### Goal of the exercise
Print the listing below exactly.

### Information provided
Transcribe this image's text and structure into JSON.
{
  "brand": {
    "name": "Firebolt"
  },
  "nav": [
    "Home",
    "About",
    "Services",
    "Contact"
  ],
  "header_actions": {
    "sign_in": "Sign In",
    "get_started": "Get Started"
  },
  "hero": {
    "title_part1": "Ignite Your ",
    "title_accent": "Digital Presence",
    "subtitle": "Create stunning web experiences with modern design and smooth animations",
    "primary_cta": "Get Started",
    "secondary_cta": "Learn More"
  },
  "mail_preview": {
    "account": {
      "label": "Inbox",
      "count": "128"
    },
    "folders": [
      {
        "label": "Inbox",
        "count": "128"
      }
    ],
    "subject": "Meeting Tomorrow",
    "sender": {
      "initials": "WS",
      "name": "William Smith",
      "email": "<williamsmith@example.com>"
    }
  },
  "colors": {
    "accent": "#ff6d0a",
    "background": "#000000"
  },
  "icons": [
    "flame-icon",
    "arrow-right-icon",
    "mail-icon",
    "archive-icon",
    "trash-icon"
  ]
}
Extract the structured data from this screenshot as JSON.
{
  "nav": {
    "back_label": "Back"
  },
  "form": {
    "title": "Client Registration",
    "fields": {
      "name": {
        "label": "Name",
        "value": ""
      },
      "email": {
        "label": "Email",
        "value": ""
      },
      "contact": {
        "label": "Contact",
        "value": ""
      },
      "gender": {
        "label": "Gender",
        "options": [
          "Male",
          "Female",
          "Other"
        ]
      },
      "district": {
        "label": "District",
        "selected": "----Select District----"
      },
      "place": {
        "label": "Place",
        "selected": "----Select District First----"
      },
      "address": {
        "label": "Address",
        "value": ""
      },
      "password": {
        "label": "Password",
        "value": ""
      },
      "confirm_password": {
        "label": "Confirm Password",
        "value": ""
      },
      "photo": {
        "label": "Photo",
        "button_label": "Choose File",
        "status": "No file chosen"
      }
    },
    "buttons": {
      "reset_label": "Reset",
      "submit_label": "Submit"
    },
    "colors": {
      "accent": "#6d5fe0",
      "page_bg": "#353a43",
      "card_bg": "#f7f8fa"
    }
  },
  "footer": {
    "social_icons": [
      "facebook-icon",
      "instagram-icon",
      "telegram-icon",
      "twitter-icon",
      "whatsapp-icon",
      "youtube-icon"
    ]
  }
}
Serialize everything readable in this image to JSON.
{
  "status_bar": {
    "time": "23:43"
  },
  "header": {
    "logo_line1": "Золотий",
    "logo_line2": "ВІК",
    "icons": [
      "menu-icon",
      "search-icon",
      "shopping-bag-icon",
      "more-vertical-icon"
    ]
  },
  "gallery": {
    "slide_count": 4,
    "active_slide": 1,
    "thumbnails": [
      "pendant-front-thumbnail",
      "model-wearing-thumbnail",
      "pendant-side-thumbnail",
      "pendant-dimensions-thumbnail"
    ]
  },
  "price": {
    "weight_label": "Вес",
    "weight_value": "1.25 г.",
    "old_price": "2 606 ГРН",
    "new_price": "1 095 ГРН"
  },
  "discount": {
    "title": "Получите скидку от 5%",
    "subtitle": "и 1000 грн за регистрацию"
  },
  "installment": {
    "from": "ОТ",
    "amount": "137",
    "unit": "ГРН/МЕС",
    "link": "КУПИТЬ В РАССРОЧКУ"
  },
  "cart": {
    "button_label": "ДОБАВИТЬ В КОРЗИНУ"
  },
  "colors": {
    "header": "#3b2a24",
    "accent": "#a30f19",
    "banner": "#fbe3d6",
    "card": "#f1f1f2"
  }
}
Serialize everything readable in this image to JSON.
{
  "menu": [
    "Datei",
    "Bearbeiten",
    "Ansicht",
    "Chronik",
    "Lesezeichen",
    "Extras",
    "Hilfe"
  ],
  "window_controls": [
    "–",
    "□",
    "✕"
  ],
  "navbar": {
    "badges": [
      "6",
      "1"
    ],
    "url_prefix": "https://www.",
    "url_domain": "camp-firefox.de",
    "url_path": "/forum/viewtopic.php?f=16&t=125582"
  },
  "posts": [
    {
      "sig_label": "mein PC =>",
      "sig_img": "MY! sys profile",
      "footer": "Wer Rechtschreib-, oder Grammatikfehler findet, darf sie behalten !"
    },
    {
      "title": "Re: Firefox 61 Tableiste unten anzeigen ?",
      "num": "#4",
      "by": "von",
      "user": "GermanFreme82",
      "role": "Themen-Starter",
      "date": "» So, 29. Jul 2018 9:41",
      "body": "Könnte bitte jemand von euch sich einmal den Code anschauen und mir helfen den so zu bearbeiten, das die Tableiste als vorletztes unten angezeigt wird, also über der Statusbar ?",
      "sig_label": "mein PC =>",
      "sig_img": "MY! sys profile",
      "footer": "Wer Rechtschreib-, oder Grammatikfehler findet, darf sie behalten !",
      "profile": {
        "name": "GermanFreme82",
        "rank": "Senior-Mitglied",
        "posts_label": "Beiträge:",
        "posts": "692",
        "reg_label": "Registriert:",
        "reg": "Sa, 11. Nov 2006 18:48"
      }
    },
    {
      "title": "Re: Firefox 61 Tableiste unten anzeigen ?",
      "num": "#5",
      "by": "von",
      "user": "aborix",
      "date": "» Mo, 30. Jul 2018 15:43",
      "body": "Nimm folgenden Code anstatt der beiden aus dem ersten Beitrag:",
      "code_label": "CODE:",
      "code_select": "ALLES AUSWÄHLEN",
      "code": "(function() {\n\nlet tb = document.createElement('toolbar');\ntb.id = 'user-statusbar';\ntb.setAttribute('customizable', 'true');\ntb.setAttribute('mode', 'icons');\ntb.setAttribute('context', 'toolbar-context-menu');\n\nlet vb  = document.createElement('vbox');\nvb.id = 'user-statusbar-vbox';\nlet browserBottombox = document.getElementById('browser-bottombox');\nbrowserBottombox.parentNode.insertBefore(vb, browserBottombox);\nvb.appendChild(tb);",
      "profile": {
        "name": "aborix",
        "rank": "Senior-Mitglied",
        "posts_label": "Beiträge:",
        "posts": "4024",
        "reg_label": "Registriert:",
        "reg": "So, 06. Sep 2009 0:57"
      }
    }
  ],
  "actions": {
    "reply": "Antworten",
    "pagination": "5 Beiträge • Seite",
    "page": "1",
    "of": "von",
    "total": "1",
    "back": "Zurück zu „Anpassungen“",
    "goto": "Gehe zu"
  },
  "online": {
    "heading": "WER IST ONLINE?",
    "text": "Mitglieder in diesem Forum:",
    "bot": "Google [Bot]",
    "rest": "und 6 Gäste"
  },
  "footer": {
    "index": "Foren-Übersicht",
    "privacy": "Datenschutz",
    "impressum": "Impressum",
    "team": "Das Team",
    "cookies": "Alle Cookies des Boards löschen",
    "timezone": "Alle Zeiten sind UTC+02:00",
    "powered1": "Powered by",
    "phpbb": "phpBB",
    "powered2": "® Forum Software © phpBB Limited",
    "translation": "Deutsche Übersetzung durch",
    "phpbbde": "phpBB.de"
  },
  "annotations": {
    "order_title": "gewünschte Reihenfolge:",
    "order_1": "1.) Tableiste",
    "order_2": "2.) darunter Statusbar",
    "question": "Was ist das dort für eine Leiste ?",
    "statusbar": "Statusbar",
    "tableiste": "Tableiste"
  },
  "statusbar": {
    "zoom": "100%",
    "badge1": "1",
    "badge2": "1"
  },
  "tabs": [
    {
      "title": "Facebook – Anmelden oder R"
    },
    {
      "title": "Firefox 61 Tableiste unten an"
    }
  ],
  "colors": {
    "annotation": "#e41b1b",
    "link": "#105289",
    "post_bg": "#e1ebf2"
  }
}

### The solution
Transcribe this image's text and structure into JSON.
{
  "brand": {
    "name": "Firebolt"
  },
  "nav": [
    "Home",
    "About",
    "Services",
    "Contact"
  ],
  "header_actions": {
    "sign_in": "Sign In",
    "get_started": "Get Started"
  },
  "hero": {
    "title_part1": "Ignite Your ",
    "title_accent": "Digital Presence",
    "subtitle": "Create stunning web experiences with modern design and smooth animations",
    "primary_cta": "Get Started",
    "secondary_cta": "Learn More"
  },
  "mail_preview": {
    "account": {
      "label": "Inbox",
      "count": "128"
    },
    "folders": [
      {
        "label": "Inbox",
        "count": "128"
      }
    ],
    "subject": "Meeting Tomorrow",
    "sender": {
      "initials": "WS",
      "name": "William Smith",
      "email": "<williamsmith@example.com>"
    }
  },
  "colors": {
    "accent": "#ff6d0a",
    "background": "#000000"
  },
  "icons": [
    "flame-icon",
    "arrow-right-icon",
    "mail-icon",
    "archive-icon",
    "trash-icon"
  ]
}
Extract the structured data from this screenshot as JSON.
{
  "nav": {
    "back_label": "Back"
  },
  "form": {
    "title": "Client Registration",
    "fields": {
      "name": {
        "label": "Name",
        "value": ""
      },
      "email": {
        "label": "Email",
        "value": ""
      },
      "contact": {
        "label": "Contact",
        "value": ""
      },
      "gender": {
        "label": "Gender",
        "options": [
          "Male",
          "Female",
          "Other"
        ]
      },
      "district": {
        "label": "District",
        "selected": "----Select District----"
      },
      "place": {
        "label": "Place",
        "selected": "----Select District First----"
      },
      "address": {
        "label": "Address",
        "value": ""
      },
      "password": {
        "label": "Password",
        "value": ""
      },
      "confirm_password": {
        "label": "Confirm Password",
        "value": ""
      },
      "photo": {
        "label": "Photo",
        "button_label": "Choose File",
        "status": "No file chosen"
      }
    },
    "buttons": {
      "reset_label": "Reset",
      "submit_label": "Submit"
    },
    "colors": {
      "accent": "#6d5fe0",
      "page_bg": "#353a43",
      "card_bg": "#f7f8fa"
    }
  },
  "footer": {
    "social_icons": [
      "facebook-icon",
      "instagram-icon",
      "telegram-icon",
      "twitter-icon",
      "whatsapp-icon",
      "youtube-icon"
    ]
  }
}
Serialize everything readable in this image to JSON.
{
  "status_bar": {
    "time": "23:43"
  },
  "header": {
    "logo_line1": "Золотий",
    "logo_line2": "ВІК",
    "icons": [
      "menu-icon",
      "search-icon",
      "shopping-bag-icon",
      "more-vertical-icon"
    ]
  },
  "gallery": {
    "slide_count": 4,
    "active_slide": 1,
    "thumbnails": [
      "pendant-front-thumbnail",
      "model-wearing-thumbnail",
      "pendant-side-thumbnail",
      "pendant-dimensions-thumbnail"
    ]
  },
  "price": {
    "weight_label": "Вес",
    "weight_value": "1.25 г.",
    "old_price": "2 606 ГРН",
    "new_price": "1 095 ГРН"
  },
  "discount": {
    "title": "Получите скидку от 5%",
    "subtitle": "и 1000 грн за регистрацию"
  },
  "installment": {
    "from": "ОТ",
    "amount": "137",
    "unit": "ГРН/МЕС",
    "link": "КУПИТЬ В РАССРОЧКУ"
  },
  "cart": {
    "button_label": "ДОБАВИТЬ В КОРЗИНУ"
  },
  "colors": {
    "header": "#3b2a24",
    "accent": "#a30f19",
    "banner": "#fbe3d6",
    "card": "#f1f1f2"
  }
}
Serialize everything readable in this image to JSON.
{
  "menu": [
    "Datei",
    "Bearbeiten",
    "Ansicht",
    "Chronik",
    "Lesezeichen",
    "Extras",
    "Hilfe"
  ],
  "window_controls": [
    "–",
    "□",
    "✕"
  ],
  "navbar": {
    "badges": [
      "6",
      "1"
    ],
    "url_prefix": "https://www.",
    "url_domain": "camp-firefox.de",
    "url_path": "/forum/viewtopic.php?f=16&t=125582"
  },
  "posts": [
    {
      "sig_label": "mein PC =>",
      "sig_img": "MY! sys profile",
      "footer": "Wer Rechtschreib-, oder Grammatikfehler findet, darf sie behalten !"
    },
    {
      "title": "Re: Firefox 61 Tableiste unten anzeigen ?",
      "num": "#4",
      "by": "von",
      "user": "GermanFreme82",
      "role": "Themen-Starter",
      "date": "» So, 29. Jul 2018 9:41",
      "body": "Könnte bitte jemand von euch sich einmal den Code anschauen und mir helfen den so zu bearbeiten, das die Tableiste als vorletztes unten angezeigt wird, also über der Statusbar ?",
      "sig_label": "mein PC =>",
      "sig_img": "MY! sys profile",
      "footer": "Wer Rechtschreib-, oder Grammatikfehler findet, darf sie behalten !",
      "profile": {
        "name": "GermanFreme82",
        "rank": "Senior-Mitglied",
        "posts_label": "Beiträge:",
        "posts": "692",
        "reg_label": "Registriert:",
        "reg": "Sa, 11. Nov 2006 18:48"
      }
    },
    {
      "title": "Re: Firefox 61 Tableiste unten anzeigen ?",
      "num": "#5",
      "by": "von",
      "user": "aborix",
      "date": "» Mo, 30. Jul 2018 15:43",
      "body": "Nimm folgenden Code anstatt der beiden aus dem ersten Beitrag:",
      "code_label": "CODE:",
      "code_select": "ALLES AUSWÄHLEN",
      "code": "(function() {\n\nlet tb = document.createElement('toolbar');\ntb.id = 'user-statusbar';\ntb.setAttribute('customizable', 'true');\ntb.setAttribute('mode', 'icons');\ntb.setAttribute('context', 'toolbar-context-menu');\n\nlet vb  = document.createElement('vbox');\nvb.id = 'user-statusbar-vbox';\nlet browserBottombox = document.getElementById('browser-bottombox');\nbrowserBottombox.parentNode.insertBefore(vb, browserBottombox);\nvb.appendChild(tb);",
      "profile": {
        "name": "aborix",
        "rank": "Senior-Mitglied",
        "posts_label": "Beiträge:",
        "posts": "4024",
        "reg_label": "Registriert:",
        "reg": "So, 06. Sep 2009 0:57"
      }
    }
  ],
  "actions": {
    "reply": "Antworten",
    "pagination": "5 Beiträge • Seite",
    "page": "1",
    "of": "von",
    "total": "1",
    "back": "Zurück zu „Anpassungen“",
    "goto": "Gehe zu"
  },
  "online": {
    "heading": "WER IST ONLINE?",
    "text": "Mitglieder in diesem Forum:",
    "bot": "Google [Bot]",
    "rest": "und 6 Gäste"
  },
  "footer": {
    "index": "Foren-Übersicht",
    "privacy": "Datenschutz",
    "impressum": "Impressum",
    "team": "Das Team",
    "cookies": "Alle Cookies des Boards löschen",
    "timezone": "Alle Zeiten sind UTC+02:00",
    "powered1": "Powered by",
    "phpbb": "phpBB",
    "powered2": "® Forum Software © phpBB Limited",
    "translation": "Deutsche Übersetzung durch",
    "phpbbde": "phpBB.de"
  },
  "annotations": {
    "order_title": "gewünschte Reihenfolge:",
    "order_1": "1.) Tableiste",
    "order_2": "2.) darunter Statusbar",
    "question": "Was ist das dort für eine Leiste ?",
    "statusbar": "Statusbar",
    "tableiste": "Tableiste"
  },
  "statusbar": {
    "zoom": "100%",
    "badge1": "1",
    "badge2": "1"
  },
  "tabs": [
    {
      "title": "Facebook – Anmelden oder R"
    },
    {
      "title": "Firefox 61 Tableiste unten an"
    }
  ],
  "colors": {
    "annotation": "#e41b1b",
    "link": "#105289",
    "post_bg": "#e1ebf2"
  }
}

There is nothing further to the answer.